# DATA SUPPLIED
*-*-*
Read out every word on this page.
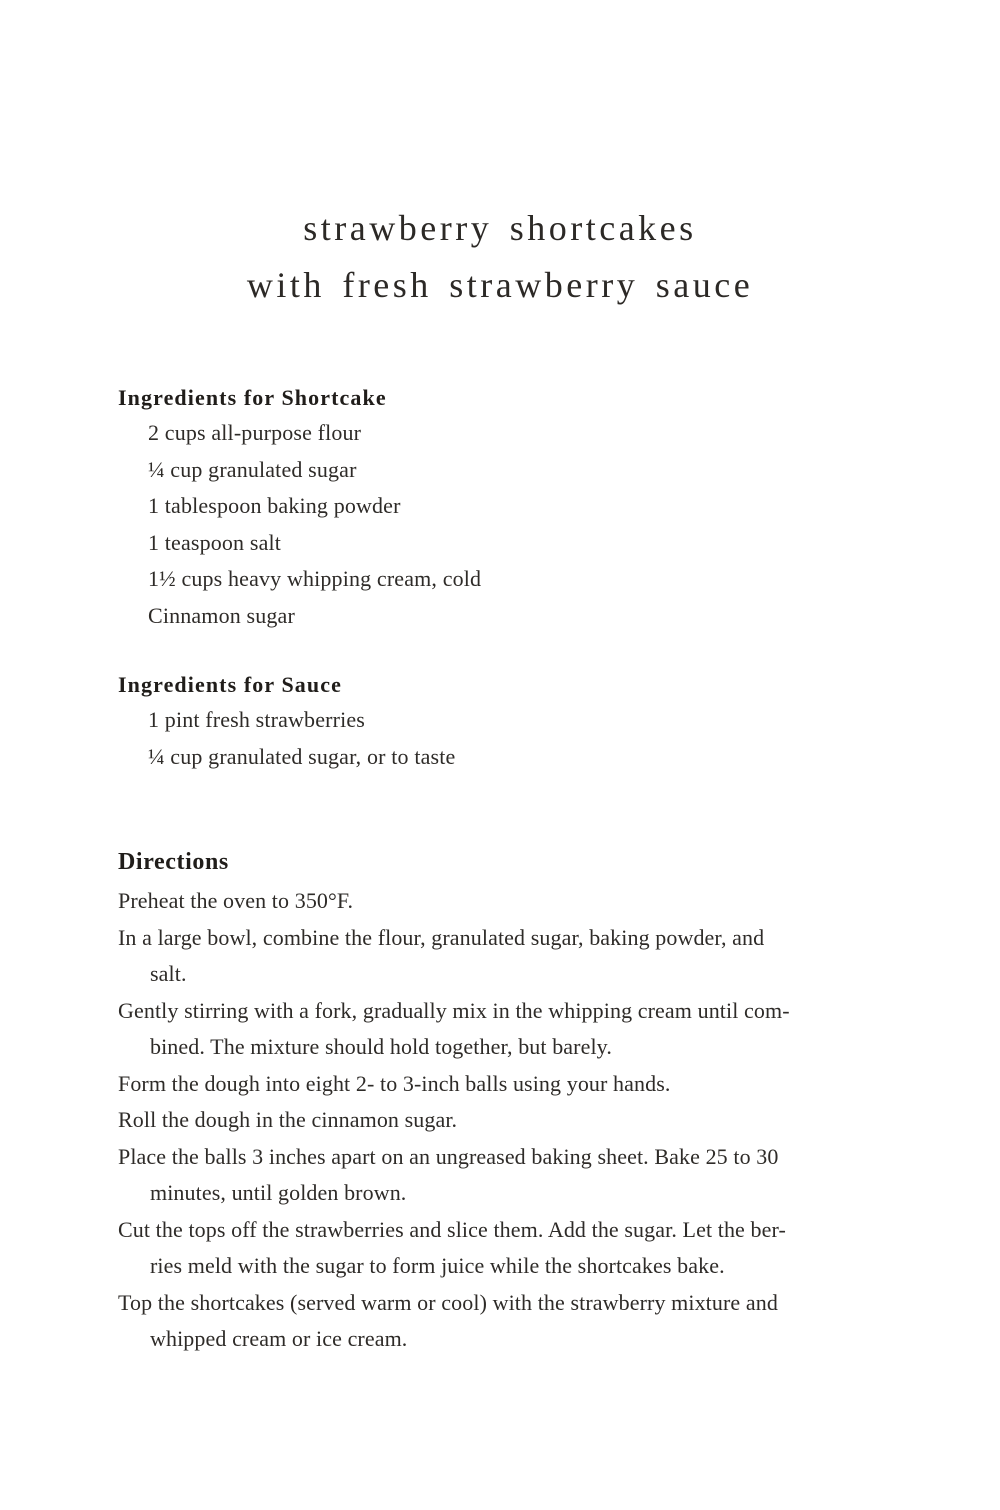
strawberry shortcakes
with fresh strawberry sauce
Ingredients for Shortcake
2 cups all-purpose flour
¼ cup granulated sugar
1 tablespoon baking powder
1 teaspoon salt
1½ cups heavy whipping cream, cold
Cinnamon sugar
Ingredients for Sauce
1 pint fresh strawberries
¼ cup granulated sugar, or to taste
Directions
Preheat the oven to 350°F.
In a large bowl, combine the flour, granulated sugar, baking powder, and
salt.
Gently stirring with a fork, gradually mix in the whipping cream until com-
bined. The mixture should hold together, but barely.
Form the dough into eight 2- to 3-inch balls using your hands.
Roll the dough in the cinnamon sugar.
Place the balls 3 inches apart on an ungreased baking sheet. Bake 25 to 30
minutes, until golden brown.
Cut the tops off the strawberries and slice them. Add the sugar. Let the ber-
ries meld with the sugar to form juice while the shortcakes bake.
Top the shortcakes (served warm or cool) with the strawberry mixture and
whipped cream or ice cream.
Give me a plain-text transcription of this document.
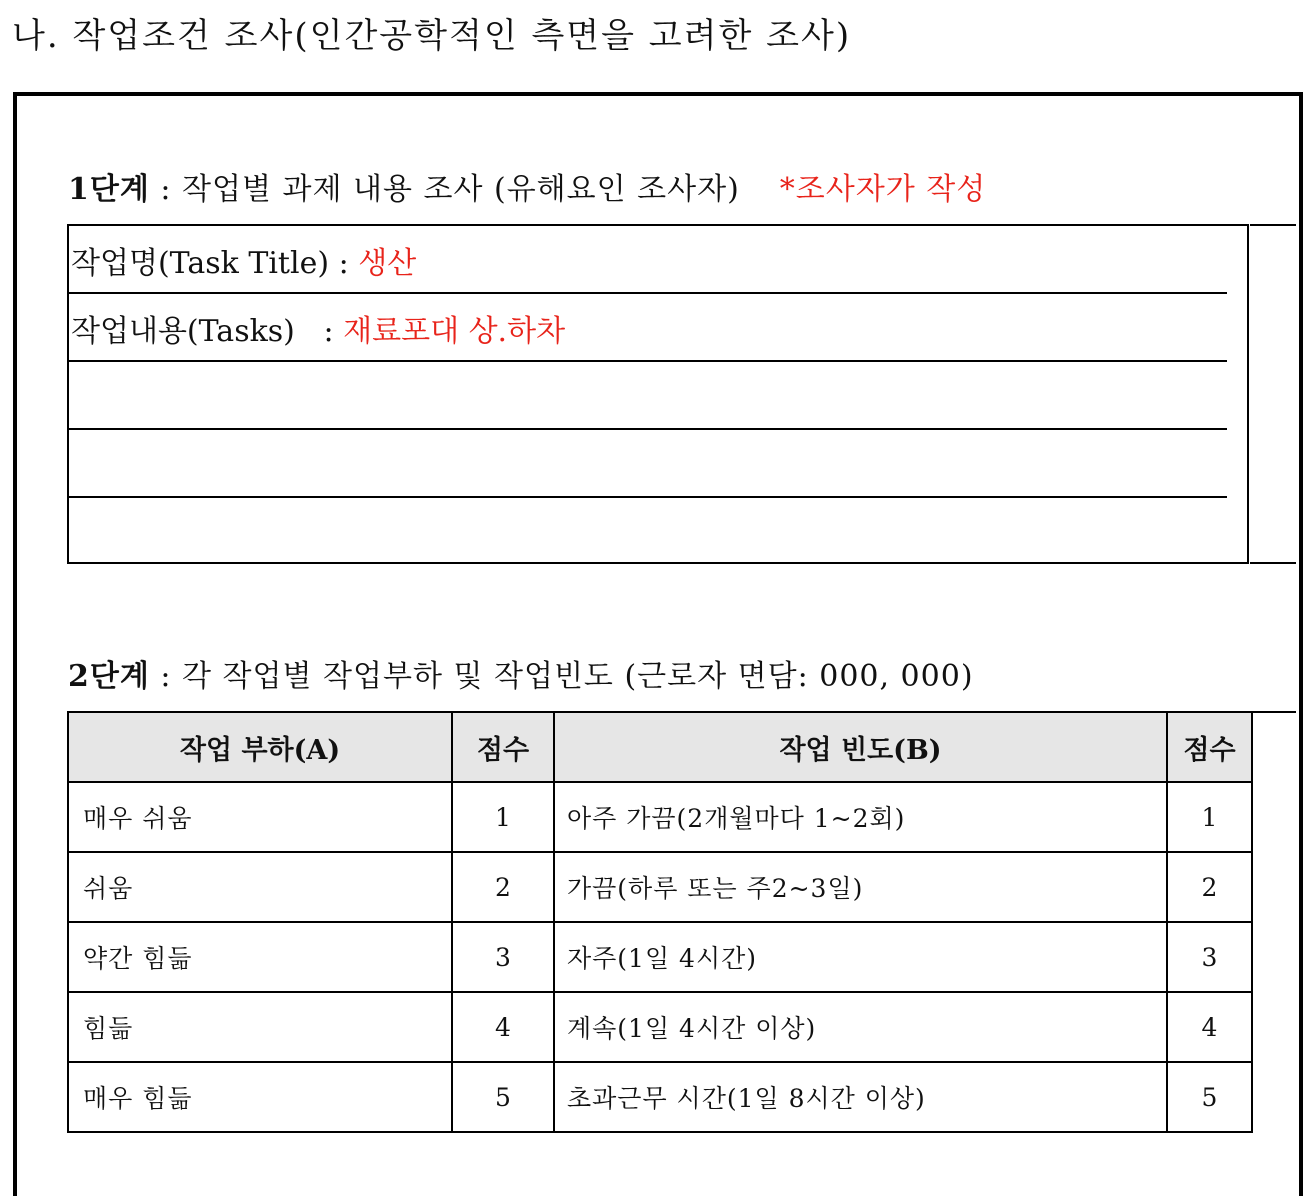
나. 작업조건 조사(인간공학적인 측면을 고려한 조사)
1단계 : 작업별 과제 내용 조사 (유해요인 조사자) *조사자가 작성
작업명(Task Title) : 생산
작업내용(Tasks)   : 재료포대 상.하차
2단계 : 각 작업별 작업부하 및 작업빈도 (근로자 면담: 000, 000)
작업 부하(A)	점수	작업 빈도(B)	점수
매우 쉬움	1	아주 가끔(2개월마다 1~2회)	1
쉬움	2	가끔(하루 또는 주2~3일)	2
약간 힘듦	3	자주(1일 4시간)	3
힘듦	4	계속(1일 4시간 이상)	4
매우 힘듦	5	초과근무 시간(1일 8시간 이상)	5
*-*-*
# DO THIS
Make an exact copy of the records shown above, without the pictures.

# RESULT OF THIS EXERCISE
Read out every word on this page.
strawberry shortcakes
with fresh strawberry sauce
Ingredients for Shortcake
2 cups all-purpose flour
¼ cup granulated sugar
1 tablespoon baking powder
1 teaspoon salt
1½ cups heavy whipping cream, cold
Cinnamon sugar
Ingredients for Sauce
1 pint fresh strawberries
¼ cup granulated sugar, or to taste
Directions
Preheat the oven to 350°F.
In a large bowl, combine the flour, granulated sugar, baking powder, and
salt.
Gently stirring with a fork, gradually mix in the whipping cream until com-
bined. The mixture should hold together, but barely.
Form the dough into eight 2- to 3-inch balls using your hands.
Roll the dough in the cinnamon sugar.
Place the balls 3 inches apart on an ungreased baking sheet. Bake 25 to 30
minutes, until golden brown.
Cut the tops off the strawberries and slice them. Add the sugar. Let the ber-
ries meld with the sugar to form juice while the shortcakes bake.
Top the shortcakes (served warm or cool) with the strawberry mixture and
whipped cream or ice cream.
Give me a plain-text transcription of this document.
나. 작업조건 조사(인간공학적인 측면을 고려한 조사)
1단계 : 작업별 과제 내용 조사 (유해요인 조사자) *조사자가 작성
작업명(Task Title) : 생산
작업내용(Tasks)   : 재료포대 상.하차
2단계 : 각 작업별 작업부하 및 작업빈도 (근로자 면담: 000, 000)
작업 부하(A)	점수	작업 빈도(B)	점수
매우 쉬움	1	아주 가끔(2개월마다 1~2회)	1
쉬움	2	가끔(하루 또는 주2~3일)	2
약간 힘듦	3	자주(1일 4시간)	3
힘듦	4	계속(1일 4시간 이상)	4
매우 힘듦	5	초과근무 시간(1일 8시간 이상)	5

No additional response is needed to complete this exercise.